What is required:
Please set out everything from the start of the listing down to the line containing "stage-label: 05 bbox=[202, 1106, 230, 1134]" as a Markdown table with the columns No. and Entry, numbering each row and leaving out any blank lines.
>> START Source records
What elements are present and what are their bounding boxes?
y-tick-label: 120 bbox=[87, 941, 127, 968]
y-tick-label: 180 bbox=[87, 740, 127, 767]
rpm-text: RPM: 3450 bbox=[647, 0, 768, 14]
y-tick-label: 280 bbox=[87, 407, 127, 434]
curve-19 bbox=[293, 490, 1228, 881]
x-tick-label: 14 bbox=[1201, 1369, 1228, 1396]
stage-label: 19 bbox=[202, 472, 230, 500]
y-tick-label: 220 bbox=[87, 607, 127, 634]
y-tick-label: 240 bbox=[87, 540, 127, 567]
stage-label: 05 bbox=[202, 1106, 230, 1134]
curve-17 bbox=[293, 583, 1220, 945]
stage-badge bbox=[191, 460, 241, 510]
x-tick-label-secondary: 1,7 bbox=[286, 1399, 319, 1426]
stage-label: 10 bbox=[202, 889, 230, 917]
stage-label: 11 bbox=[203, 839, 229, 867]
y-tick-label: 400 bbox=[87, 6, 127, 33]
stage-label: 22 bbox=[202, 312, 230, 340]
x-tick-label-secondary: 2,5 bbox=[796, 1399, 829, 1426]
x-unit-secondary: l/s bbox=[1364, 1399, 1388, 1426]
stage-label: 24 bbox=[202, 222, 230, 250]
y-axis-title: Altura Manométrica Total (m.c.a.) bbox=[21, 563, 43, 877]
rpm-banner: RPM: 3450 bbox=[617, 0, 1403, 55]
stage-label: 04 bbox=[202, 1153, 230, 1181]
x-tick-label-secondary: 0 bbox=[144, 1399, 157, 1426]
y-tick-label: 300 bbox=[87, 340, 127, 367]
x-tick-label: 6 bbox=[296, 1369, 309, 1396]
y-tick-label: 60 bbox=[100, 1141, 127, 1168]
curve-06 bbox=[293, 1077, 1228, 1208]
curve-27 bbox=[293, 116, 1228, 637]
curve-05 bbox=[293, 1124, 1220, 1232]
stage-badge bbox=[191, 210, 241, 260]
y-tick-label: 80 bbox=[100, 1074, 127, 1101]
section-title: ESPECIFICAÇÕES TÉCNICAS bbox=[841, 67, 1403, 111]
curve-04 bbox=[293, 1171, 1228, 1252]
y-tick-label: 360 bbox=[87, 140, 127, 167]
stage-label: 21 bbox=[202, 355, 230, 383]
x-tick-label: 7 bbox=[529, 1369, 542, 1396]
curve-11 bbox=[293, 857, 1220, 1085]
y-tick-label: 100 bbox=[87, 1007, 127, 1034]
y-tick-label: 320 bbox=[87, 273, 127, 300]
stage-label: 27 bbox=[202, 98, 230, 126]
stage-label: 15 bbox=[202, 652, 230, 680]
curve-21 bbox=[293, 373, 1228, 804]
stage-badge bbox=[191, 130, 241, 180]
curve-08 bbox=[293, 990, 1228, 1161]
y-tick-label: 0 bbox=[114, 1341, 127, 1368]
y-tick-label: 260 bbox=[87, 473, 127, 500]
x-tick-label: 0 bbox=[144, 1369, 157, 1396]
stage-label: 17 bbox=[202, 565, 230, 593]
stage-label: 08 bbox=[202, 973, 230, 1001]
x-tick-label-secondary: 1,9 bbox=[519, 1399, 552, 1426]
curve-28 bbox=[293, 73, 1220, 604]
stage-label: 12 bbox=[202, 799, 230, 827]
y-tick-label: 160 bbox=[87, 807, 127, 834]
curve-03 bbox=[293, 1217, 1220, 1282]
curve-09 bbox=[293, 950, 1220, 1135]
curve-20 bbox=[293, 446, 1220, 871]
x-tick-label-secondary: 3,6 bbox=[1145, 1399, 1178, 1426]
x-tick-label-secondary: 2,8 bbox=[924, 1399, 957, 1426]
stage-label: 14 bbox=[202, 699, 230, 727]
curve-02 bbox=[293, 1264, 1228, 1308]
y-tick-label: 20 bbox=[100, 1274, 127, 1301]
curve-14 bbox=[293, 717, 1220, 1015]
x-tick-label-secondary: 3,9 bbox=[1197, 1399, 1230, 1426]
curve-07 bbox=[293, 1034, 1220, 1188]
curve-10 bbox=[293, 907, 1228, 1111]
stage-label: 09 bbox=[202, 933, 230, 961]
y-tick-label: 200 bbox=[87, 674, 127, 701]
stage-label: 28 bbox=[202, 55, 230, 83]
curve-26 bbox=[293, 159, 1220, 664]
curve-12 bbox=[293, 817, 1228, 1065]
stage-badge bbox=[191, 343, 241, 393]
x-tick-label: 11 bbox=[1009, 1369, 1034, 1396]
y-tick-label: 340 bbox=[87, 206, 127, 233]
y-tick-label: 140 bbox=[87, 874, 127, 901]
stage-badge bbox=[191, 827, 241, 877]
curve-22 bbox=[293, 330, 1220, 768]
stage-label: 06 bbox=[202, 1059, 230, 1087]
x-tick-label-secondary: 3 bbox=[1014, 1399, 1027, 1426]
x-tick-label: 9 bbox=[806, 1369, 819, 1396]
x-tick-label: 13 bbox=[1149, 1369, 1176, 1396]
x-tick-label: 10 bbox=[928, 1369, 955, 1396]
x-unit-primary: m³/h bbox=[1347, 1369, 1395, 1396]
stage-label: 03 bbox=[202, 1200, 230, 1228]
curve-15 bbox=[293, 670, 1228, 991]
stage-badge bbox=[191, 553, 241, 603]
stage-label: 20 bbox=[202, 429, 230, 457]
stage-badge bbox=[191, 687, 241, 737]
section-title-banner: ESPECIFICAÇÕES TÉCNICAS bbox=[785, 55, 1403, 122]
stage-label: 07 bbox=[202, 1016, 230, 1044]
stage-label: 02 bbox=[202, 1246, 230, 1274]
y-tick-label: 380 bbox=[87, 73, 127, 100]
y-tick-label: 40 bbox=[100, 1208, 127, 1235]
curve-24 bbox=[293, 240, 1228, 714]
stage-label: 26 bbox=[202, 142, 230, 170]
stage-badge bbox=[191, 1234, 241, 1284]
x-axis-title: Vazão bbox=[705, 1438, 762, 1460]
>> END Source records
The answer:
| No. | Entry |
|---|---|
| 1 | What elements are present and what are their bounding boxes? |
| 2 | y-tick-label: 120 bbox=[87, 941, 127, 968] |
| 3 | y-tick-label: 180 bbox=[87, 740, 127, 767] |
| 4 | rpm-text: RPM: 3450 bbox=[647, 0, 768, 14] |
| 5 | y-tick-label: 280 bbox=[87, 407, 127, 434] |
| 6 | curve-19 bbox=[293, 490, 1228, 881] |
| 7 | x-tick-label: 14 bbox=[1201, 1369, 1228, 1396] |
| 8 | stage-label: 19 bbox=[202, 472, 230, 500] |
| 9 | y-tick-label: 220 bbox=[87, 607, 127, 634] |
| 10 | y-tick-label: 240 bbox=[87, 540, 127, 567] |
| 11 | stage-label: 05 bbox=[202, 1106, 230, 1134] |